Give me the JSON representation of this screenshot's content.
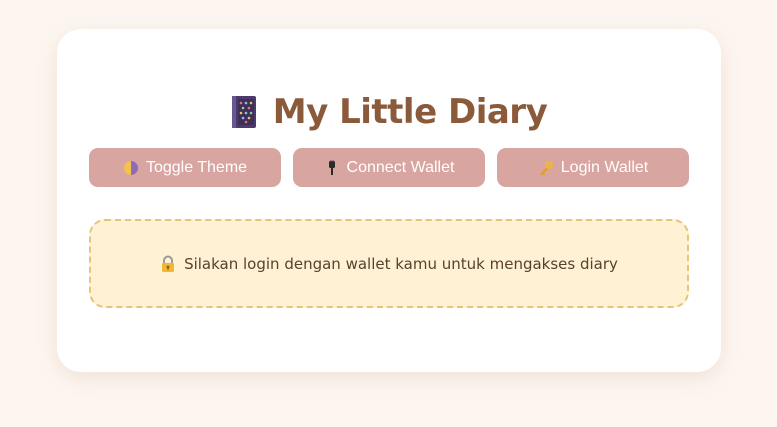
{
  "app": {
    "title": "My Little Diary",
    "title_icon": "book-icon"
  },
  "toolbar": {
    "toggle_theme_label": "Toggle Theme",
    "toggle_theme_icon": "half-moon-icon",
    "connect_wallet_label": "Connect Wallet",
    "connect_wallet_icon": "plug-icon",
    "login_wallet_label": "Login Wallet",
    "login_wallet_icon": "key-icon"
  },
  "notice": {
    "message": "Silakan login dengan wallet kamu untuk mengakses diary",
    "icon": "lock-with-key-icon"
  },
  "colors": {
    "page_background": "#fdf6f0",
    "card_background": "#ffffff",
    "title_text": "#8a5a3a",
    "button_background": "#d9a5a1",
    "button_text": "#ffffff",
    "notice_background": "#fff2d4",
    "notice_border": "#e6c57a"
  }
}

Written problem:
Tell how many lines above contain the word "icon". Give the number alone.

Answer for this exercise:
5